[start of Extracted information]

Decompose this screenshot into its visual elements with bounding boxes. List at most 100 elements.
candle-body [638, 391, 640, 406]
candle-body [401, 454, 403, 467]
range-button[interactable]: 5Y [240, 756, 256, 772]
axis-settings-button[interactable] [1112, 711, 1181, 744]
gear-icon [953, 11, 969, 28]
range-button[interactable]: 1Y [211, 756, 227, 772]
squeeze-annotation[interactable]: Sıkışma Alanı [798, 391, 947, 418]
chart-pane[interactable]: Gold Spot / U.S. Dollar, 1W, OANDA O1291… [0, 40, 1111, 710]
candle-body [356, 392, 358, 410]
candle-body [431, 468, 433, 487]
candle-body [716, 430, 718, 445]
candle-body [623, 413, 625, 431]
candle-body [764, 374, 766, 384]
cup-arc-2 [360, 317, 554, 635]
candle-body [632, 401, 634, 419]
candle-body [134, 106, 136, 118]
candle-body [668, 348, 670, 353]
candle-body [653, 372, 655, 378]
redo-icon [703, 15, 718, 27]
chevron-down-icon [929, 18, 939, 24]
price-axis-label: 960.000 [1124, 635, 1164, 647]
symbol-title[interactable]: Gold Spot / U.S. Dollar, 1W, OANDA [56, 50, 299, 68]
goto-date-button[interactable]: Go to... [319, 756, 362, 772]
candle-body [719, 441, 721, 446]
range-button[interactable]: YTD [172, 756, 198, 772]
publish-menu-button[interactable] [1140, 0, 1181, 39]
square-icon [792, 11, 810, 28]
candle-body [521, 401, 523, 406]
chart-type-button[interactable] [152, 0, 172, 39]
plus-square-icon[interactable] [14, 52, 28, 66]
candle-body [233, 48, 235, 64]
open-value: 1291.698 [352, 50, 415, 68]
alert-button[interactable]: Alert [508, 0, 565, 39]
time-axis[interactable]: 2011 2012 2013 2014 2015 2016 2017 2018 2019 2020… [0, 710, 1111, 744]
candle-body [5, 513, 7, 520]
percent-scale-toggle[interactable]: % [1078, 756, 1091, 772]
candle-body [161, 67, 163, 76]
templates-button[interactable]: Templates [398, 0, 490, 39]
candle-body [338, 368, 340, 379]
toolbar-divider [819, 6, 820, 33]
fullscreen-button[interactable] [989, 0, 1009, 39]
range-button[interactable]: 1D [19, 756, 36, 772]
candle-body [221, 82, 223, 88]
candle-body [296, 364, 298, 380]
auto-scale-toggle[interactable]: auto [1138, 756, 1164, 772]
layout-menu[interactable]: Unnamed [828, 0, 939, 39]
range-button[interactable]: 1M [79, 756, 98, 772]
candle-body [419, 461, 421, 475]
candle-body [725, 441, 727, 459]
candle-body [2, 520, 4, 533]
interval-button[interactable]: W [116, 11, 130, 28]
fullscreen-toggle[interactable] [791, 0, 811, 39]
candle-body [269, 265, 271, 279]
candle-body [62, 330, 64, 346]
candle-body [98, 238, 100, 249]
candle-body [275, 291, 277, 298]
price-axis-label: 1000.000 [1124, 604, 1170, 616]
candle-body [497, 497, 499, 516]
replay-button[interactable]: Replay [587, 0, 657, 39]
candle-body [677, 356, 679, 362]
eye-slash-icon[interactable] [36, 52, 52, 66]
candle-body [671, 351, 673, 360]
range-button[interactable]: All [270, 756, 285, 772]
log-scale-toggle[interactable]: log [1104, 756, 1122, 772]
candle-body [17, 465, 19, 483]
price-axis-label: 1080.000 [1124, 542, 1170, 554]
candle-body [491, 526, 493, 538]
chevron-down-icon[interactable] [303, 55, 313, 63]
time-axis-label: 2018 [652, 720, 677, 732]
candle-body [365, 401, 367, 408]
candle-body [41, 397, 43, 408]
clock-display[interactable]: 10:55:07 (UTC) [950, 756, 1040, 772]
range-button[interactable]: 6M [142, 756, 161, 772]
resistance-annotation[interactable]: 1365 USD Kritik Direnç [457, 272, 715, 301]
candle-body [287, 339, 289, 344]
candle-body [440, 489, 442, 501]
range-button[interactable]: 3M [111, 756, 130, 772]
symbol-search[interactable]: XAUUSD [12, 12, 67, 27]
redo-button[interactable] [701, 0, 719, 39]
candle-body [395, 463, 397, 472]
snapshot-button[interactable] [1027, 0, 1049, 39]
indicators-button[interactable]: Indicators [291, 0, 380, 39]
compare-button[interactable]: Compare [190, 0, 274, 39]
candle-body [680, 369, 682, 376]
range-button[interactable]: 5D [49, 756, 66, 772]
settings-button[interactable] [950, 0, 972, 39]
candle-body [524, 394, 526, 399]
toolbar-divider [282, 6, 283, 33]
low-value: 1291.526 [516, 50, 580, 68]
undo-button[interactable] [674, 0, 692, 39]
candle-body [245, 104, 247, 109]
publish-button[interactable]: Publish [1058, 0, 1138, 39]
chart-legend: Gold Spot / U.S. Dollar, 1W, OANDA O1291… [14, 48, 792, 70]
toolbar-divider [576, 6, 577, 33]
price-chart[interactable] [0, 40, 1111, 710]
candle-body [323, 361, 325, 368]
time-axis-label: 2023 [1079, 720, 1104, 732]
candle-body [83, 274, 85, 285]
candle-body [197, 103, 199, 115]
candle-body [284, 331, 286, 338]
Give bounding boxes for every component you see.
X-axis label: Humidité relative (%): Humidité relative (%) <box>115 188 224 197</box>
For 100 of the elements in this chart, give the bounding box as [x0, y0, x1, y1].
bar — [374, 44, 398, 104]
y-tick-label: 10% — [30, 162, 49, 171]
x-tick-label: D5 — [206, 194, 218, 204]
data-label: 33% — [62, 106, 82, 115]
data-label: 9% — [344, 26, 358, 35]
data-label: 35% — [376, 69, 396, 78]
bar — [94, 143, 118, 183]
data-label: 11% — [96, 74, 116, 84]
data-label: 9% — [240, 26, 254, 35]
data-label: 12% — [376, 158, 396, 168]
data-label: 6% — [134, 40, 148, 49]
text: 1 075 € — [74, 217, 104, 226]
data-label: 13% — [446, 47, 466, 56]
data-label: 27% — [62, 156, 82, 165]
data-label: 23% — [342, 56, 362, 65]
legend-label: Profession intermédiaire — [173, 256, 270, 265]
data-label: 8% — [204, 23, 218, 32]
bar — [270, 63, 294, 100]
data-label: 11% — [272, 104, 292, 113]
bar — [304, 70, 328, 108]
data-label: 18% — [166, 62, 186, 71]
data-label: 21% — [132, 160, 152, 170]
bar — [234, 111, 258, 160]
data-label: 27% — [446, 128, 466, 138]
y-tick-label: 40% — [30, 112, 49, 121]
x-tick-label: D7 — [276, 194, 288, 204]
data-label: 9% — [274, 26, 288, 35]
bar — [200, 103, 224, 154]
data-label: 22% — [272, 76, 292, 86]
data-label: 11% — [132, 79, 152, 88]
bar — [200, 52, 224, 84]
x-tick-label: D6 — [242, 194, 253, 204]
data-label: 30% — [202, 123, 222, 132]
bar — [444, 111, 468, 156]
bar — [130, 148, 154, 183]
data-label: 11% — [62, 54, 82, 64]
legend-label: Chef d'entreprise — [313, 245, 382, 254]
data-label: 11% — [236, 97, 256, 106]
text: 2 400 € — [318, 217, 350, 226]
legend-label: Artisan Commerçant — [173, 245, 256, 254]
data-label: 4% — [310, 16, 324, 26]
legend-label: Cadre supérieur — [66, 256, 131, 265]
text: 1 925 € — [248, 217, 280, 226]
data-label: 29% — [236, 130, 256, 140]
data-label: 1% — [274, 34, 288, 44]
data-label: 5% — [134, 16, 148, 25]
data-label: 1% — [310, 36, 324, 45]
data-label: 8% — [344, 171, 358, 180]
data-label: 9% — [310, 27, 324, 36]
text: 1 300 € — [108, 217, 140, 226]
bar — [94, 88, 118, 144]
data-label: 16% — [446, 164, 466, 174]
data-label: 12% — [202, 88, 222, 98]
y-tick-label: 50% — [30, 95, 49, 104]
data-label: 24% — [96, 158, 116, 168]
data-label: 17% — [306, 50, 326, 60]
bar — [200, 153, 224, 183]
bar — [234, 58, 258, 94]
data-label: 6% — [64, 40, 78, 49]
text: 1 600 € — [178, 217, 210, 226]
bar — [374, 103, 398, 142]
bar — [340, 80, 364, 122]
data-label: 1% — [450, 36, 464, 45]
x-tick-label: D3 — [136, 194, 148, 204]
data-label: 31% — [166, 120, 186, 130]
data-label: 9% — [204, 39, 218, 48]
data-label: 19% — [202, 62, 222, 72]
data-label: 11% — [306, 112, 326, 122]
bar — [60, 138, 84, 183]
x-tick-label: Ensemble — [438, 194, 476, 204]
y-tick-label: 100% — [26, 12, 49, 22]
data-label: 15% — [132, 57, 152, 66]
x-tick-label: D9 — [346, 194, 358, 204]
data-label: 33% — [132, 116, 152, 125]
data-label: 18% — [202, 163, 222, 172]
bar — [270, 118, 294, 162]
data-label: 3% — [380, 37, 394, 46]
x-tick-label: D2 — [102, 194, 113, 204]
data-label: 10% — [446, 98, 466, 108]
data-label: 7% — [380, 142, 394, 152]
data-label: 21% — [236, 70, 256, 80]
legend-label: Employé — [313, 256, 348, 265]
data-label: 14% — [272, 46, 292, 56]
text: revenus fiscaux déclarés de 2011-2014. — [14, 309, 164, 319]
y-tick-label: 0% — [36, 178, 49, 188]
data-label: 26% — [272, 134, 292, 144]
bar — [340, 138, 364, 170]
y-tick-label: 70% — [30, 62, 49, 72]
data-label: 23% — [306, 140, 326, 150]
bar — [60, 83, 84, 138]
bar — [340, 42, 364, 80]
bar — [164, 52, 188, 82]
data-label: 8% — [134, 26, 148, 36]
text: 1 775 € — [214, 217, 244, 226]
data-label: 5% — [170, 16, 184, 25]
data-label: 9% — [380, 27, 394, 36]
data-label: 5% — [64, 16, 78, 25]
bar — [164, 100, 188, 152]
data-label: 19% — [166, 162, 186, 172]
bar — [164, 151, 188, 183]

[end of Extracted information]

Task goal
Print verbatim the lines of the entries above, starting with the very first line and ending with, and including, the line that contains "axis-settings-button[interactable] [1112, 711, 1181, 744]".

Result for this task
Decompose this screenshot into its visual elements with bounding boxes. List at most 100 elements.
candle-body [638, 391, 640, 406]
candle-body [401, 454, 403, 467]
range-button[interactable]: 5Y [240, 756, 256, 772]
axis-settings-button[interactable] [1112, 711, 1181, 744]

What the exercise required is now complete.